Print the entries below in their entirety, exactly as they are written.

**** Records ****

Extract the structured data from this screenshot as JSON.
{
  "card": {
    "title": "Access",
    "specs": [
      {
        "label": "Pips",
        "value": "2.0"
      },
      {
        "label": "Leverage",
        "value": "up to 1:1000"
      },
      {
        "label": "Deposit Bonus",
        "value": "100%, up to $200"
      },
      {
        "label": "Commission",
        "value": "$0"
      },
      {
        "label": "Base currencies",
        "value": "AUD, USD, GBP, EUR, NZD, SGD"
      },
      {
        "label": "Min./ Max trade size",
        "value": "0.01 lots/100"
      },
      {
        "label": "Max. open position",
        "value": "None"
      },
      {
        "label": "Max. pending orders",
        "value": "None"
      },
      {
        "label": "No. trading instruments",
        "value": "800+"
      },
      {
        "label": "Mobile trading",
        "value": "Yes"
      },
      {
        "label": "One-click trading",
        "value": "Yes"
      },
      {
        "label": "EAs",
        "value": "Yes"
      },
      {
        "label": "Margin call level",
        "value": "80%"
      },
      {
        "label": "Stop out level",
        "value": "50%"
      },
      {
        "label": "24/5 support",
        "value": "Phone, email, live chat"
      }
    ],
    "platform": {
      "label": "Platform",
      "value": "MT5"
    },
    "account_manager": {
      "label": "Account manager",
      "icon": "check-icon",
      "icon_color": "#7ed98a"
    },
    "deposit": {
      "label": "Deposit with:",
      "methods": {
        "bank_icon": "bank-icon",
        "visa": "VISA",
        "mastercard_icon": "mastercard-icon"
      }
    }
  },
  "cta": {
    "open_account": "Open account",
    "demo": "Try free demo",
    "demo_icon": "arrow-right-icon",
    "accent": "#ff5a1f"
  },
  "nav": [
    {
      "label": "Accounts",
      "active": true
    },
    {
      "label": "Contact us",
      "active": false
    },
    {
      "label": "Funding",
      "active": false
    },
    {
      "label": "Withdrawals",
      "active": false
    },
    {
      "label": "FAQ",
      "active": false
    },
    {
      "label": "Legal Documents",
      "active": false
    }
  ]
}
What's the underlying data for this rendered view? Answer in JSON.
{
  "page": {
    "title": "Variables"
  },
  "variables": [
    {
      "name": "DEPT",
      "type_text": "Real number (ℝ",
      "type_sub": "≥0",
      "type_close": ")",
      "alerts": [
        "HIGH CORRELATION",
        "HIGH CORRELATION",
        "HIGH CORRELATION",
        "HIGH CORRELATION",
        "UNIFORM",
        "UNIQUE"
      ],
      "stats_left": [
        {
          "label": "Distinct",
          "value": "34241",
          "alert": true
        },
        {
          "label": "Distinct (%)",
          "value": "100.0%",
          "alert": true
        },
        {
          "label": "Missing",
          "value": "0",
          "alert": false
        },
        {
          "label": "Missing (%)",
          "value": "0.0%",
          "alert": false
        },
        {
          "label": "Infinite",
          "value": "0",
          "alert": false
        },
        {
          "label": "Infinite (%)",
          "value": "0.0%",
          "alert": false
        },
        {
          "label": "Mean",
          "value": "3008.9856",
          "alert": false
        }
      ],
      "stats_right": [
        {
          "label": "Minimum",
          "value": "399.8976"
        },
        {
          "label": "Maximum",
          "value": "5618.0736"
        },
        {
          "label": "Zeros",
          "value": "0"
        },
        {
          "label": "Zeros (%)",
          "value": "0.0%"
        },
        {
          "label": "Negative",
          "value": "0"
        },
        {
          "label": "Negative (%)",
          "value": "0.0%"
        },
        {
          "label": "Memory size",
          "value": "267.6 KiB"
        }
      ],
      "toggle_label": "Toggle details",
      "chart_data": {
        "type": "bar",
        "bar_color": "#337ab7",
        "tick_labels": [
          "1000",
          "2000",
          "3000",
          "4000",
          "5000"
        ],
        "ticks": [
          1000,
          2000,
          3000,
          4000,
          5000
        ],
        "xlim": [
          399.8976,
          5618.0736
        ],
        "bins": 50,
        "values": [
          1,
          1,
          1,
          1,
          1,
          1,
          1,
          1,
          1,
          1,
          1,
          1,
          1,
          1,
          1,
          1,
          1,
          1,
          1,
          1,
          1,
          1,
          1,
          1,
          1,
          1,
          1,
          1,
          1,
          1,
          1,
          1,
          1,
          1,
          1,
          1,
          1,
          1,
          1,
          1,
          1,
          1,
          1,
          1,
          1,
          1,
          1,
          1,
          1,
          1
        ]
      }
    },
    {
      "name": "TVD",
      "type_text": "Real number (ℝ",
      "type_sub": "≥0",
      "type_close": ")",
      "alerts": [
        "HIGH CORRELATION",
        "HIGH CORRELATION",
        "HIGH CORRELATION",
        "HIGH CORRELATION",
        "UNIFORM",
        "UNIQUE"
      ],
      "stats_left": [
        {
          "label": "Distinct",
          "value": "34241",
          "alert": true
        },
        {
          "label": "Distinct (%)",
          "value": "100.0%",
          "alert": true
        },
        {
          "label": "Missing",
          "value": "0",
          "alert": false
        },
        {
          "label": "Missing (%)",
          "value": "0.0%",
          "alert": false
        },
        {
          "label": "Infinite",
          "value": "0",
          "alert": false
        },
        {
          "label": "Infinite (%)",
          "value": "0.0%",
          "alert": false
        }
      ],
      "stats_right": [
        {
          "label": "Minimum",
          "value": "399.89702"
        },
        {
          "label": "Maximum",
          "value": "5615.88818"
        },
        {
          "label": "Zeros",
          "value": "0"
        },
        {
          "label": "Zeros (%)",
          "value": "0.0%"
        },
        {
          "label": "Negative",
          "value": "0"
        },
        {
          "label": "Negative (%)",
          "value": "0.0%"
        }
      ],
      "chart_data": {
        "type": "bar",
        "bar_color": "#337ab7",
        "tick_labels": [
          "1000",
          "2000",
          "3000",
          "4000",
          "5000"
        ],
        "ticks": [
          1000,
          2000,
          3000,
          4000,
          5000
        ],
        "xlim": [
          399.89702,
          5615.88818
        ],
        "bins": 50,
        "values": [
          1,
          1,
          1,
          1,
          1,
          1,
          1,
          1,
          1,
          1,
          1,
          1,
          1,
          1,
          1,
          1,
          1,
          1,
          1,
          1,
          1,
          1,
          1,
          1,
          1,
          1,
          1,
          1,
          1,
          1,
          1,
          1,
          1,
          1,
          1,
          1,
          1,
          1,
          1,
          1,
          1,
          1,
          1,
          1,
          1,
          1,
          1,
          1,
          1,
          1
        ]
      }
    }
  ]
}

****

**Result**
Extract the structured data from this screenshot as JSON.
{
  "card": {
    "title": "Access",
    "specs": [
      {
        "label": "Pips",
        "value": "2.0"
      },
      {
        "label": "Leverage",
        "value": "up to 1:1000"
      },
      {
        "label": "Deposit Bonus",
        "value": "100%, up to $200"
      },
      {
        "label": "Commission",
        "value": "$0"
      },
      {
        "label": "Base currencies",
        "value": "AUD, USD, GBP, EUR, NZD, SGD"
      },
      {
        "label": "Min./ Max trade size",
        "value": "0.01 lots/100"
      },
      {
        "label": "Max. open position",
        "value": "None"
      },
      {
        "label": "Max. pending orders",
        "value": "None"
      },
      {
        "label": "No. trading instruments",
        "value": "800+"
      },
      {
        "label": "Mobile trading",
        "value": "Yes"
      },
      {
        "label": "One-click trading",
        "value": "Yes"
      },
      {
        "label": "EAs",
        "value": "Yes"
      },
      {
        "label": "Margin call level",
        "value": "80%"
      },
      {
        "label": "Stop out level",
        "value": "50%"
      },
      {
        "label": "24/5 support",
        "value": "Phone, email, live chat"
      }
    ],
    "platform": {
      "label": "Platform",
      "value": "MT5"
    },
    "account_manager": {
      "label": "Account manager",
      "icon": "check-icon",
      "icon_color": "#7ed98a"
    },
    "deposit": {
      "label": "Deposit with:",
      "methods": {
        "bank_icon": "bank-icon",
        "visa": "VISA",
        "mastercard_icon": "mastercard-icon"
      }
    }
  },
  "cta": {
    "open_account": "Open account",
    "demo": "Try free demo",
    "demo_icon": "arrow-right-icon",
    "accent": "#ff5a1f"
  },
  "nav": [
    {
      "label": "Accounts",
      "active": true
    },
    {
      "label": "Contact us",
      "active": false
    },
    {
      "label": "Funding",
      "active": false
    },
    {
      "label": "Withdrawals",
      "active": false
    },
    {
      "label": "FAQ",
      "active": false
    },
    {
      "label": "Legal Documents",
      "active": false
    }
  ]
}
What's the underlying data for this rendered view? Answer in JSON.
{
  "page": {
    "title": "Variables"
  },
  "variables": [
    {
      "name": "DEPT",
      "type_text": "Real number (ℝ",
      "type_sub": "≥0",
      "type_close": ")",
      "alerts": [
        "HIGH CORRELATION",
        "HIGH CORRELATION",
        "HIGH CORRELATION",
        "HIGH CORRELATION",
        "UNIFORM",
        "UNIQUE"
      ],
      "stats_left": [
        {
          "label": "Distinct",
          "value": "34241",
          "alert": true
        },
        {
          "label": "Distinct (%)",
          "value": "100.0%",
          "alert": true
        },
        {
          "label": "Missing",
          "value": "0",
          "alert": false
        },
        {
          "label": "Missing (%)",
          "value": "0.0%",
          "alert": false
        },
        {
          "label": "Infinite",
          "value": "0",
          "alert": false
        },
        {
          "label": "Infinite (%)",
          "value": "0.0%",
          "alert": false
        },
        {
          "label": "Mean",
          "value": "3008.9856",
          "alert": false
        }
      ],
      "stats_right": [
        {
          "label": "Minimum",
          "value": "399.8976"
        },
        {
          "label": "Maximum",
          "value": "5618.0736"
        },
        {
          "label": "Zeros",
          "value": "0"
        },
        {
          "label": "Zeros (%)",
          "value": "0.0%"
        },
        {
          "label": "Negative",
          "value": "0"
        },
        {
          "label": "Negative (%)",
          "value": "0.0%"
        },
        {
          "label": "Memory size",
          "value": "267.6 KiB"
        }
      ],
      "toggle_label": "Toggle details",
      "chart_data": {
        "type": "bar",
        "bar_color": "#337ab7",
        "tick_labels": [
          "1000",
          "2000",
          "3000",
          "4000",
          "5000"
        ],
        "ticks": [
          1000,
          2000,
          3000,
          4000,
          5000
        ],
        "xlim": [
          399.8976,
          5618.0736
        ],
        "bins": 50,
        "values": [
          1,
          1,
          1,
          1,
          1,
          1,
          1,
          1,
          1,
          1,
          1,
          1,
          1,
          1,
          1,
          1,
          1,
          1,
          1,
          1,
          1,
          1,
          1,
          1,
          1,
          1,
          1,
          1,
          1,
          1,
          1,
          1,
          1,
          1,
          1,
          1,
          1,
          1,
          1,
          1,
          1,
          1,
          1,
          1,
          1,
          1,
          1,
          1,
          1,
          1
        ]
      }
    },
    {
      "name": "TVD",
      "type_text": "Real number (ℝ",
      "type_sub": "≥0",
      "type_close": ")",
      "alerts": [
        "HIGH CORRELATION",
        "HIGH CORRELATION",
        "HIGH CORRELATION",
        "HIGH CORRELATION",
        "UNIFORM",
        "UNIQUE"
      ],
      "stats_left": [
        {
          "label": "Distinct",
          "value": "34241",
          "alert": true
        },
        {
          "label": "Distinct (%)",
          "value": "100.0%",
          "alert": true
        },
        {
          "label": "Missing",
          "value": "0",
          "alert": false
        },
        {
          "label": "Missing (%)",
          "value": "0.0%",
          "alert": false
        },
        {
          "label": "Infinite",
          "value": "0",
          "alert": false
        },
        {
          "label": "Infinite (%)",
          "value": "0.0%",
          "alert": false
        }
      ],
      "stats_right": [
        {
          "label": "Minimum",
          "value": "399.89702"
        },
        {
          "label": "Maximum",
          "value": "5615.88818"
        },
        {
          "label": "Zeros",
          "value": "0"
        },
        {
          "label": "Zeros (%)",
          "value": "0.0%"
        },
        {
          "label": "Negative",
          "value": "0"
        },
        {
          "label": "Negative (%)",
          "value": "0.0%"
        }
      ],
      "chart_data": {
        "type": "bar",
        "bar_color": "#337ab7",
        "tick_labels": [
          "1000",
          "2000",
          "3000",
          "4000",
          "5000"
        ],
        "ticks": [
          1000,
          2000,
          3000,
          4000,
          5000
        ],
        "xlim": [
          399.89702,
          5615.88818
        ],
        "bins": 50,
        "values": [
          1,
          1,
          1,
          1,
          1,
          1,
          1,
          1,
          1,
          1,
          1,
          1,
          1,
          1,
          1,
          1,
          1,
          1,
          1,
          1,
          1,
          1,
          1,
          1,
          1,
          1,
          1,
          1,
          1,
          1,
          1,
          1,
          1,
          1,
          1,
          1,
          1,
          1,
          1,
          1,
          1,
          1,
          1,
          1,
          1,
          1,
          1,
          1,
          1,
          1
        ]
      }
    }
  ]
}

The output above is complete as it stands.